Memory won't be weighed or measured
That hospital may have been a ghost but it hadn’t realised it was dead. Outside, an enclosed courtyard and rusting window grills added to a sense that we and our notions, our fripperies, our art, were unwelcome intruders. I could feel the brickwork’s mockery; it would take more than a two-act drama to shake its great institutional authority.
One lunchtime I returned from buying a sandwich and found my friend standing in the empty rehearsal room. We were nearing the first night of the production and she was wearing pieces of her costume: the slippers, a baggy washed-out cardigan. She looked shaken.
“I was walking along the corridor,” she explained, “running my lines to myself, and all of a sudden I wasn’t sure who I was. I had stepped outside of myself. I was looking at a woman in a baggy cardigan and ragged slippers pacing up and down a corridor, mumbling to herself, the same speech over and over. And the awful sadness was that the woman, the me, thought she was an actor rehearsing a play in a disused hospital. She thought that she could leave. And I didn’t know who I was. Was I me or was I her? We were indistinguishable.”
“You are an actor,” I told her. “You are rehearsing a play in a disused hospital. Those aren’t your slippers; they belong to wardrobe.”
She smiled at me, my old friend.
“You are you,” I reassured her.

Task instructions:
**a)** In the hospital excerpt, which pieces of her costume was the friend wearing when the narrator found her in the empty rehearsal room?
**b)** Using the hospital excerpt, explain why the friend looked shaken when the narrator came back from buying a sandwich.

Excerpted data:
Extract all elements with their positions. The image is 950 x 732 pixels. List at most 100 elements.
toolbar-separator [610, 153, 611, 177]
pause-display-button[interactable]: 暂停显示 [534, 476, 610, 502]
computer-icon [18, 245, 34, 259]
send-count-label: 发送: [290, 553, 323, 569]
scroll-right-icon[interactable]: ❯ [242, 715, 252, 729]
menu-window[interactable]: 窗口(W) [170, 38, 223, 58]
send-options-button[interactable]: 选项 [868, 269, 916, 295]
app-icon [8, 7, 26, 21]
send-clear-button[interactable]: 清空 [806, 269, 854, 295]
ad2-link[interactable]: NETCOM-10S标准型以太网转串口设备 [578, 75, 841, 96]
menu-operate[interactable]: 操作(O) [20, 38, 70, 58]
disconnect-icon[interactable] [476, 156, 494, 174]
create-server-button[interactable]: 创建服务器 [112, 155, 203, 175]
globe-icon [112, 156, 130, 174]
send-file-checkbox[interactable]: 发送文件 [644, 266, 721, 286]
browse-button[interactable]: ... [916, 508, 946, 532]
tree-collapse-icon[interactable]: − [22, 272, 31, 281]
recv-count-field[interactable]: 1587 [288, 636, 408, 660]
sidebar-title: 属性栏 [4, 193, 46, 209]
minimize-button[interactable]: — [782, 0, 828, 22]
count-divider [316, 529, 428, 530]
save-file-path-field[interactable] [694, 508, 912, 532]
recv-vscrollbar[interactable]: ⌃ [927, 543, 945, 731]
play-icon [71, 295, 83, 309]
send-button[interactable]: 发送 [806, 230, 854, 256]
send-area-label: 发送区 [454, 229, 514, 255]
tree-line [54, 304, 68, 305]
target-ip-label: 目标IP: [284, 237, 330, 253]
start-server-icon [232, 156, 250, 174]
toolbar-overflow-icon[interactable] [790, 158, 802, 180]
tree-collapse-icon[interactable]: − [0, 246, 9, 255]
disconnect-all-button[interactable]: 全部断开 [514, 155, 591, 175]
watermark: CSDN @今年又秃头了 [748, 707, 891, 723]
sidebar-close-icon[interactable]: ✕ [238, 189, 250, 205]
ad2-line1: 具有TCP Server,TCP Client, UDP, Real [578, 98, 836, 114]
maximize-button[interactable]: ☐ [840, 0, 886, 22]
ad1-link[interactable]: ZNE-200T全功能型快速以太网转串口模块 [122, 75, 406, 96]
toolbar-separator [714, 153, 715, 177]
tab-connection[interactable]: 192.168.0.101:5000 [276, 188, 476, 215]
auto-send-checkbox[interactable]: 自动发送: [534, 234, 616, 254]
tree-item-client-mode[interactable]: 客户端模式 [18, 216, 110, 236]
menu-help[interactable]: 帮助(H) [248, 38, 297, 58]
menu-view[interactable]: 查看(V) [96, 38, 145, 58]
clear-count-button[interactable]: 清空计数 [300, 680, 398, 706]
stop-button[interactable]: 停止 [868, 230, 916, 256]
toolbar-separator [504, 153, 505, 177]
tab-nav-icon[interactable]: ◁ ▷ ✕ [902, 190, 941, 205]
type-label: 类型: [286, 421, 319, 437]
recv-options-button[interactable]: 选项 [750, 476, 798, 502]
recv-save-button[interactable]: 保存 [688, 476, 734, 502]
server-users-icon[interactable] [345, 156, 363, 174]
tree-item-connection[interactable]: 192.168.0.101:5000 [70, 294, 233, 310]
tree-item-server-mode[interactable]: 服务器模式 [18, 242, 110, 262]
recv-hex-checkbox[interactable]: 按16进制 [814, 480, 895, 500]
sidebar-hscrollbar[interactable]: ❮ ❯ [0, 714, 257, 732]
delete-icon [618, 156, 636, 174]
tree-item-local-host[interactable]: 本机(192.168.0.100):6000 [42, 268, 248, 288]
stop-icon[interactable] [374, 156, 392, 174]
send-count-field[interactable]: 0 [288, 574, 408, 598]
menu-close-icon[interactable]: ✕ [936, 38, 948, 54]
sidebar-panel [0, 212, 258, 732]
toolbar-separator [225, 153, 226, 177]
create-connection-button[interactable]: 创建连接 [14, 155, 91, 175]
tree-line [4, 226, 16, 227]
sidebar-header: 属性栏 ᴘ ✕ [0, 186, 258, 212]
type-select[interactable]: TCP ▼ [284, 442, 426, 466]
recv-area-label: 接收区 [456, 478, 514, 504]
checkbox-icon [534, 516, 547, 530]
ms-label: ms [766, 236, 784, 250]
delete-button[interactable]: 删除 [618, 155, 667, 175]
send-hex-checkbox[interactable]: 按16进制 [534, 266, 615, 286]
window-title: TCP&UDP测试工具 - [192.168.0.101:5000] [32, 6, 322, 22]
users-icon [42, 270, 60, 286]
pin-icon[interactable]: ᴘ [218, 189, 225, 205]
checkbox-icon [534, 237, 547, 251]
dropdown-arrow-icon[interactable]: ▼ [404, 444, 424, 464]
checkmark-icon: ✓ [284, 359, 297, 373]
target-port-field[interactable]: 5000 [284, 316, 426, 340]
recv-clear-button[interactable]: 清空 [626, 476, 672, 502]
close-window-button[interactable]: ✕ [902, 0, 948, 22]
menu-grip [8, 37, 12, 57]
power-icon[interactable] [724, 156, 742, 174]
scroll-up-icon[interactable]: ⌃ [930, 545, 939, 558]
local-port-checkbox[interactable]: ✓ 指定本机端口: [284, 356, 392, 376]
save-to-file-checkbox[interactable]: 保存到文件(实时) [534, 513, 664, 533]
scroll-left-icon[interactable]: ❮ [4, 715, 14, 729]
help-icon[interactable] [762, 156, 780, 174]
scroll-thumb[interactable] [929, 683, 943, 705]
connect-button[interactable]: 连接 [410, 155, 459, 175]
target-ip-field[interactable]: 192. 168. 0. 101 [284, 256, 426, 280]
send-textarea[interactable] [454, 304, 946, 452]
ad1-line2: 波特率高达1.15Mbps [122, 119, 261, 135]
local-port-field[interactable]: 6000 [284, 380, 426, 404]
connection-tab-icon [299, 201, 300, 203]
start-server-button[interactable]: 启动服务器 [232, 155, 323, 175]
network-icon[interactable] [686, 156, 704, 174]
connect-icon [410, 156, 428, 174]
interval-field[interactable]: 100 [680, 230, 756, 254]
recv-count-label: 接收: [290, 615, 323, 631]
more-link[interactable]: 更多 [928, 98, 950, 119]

Responses to the tasks:
**a)** She was wearing the slippers and a baggy, washed-out cardigan.

**b)** While she walked along the corridor running her lines, she suddenly stepped outside of herself and was no longer sure who she was. She saw a woman in a baggy cardigan and ragged slippers pacing and mumbling the same speech. She could not tell whether she was herself or that woman, because the two seemed indistinguishable.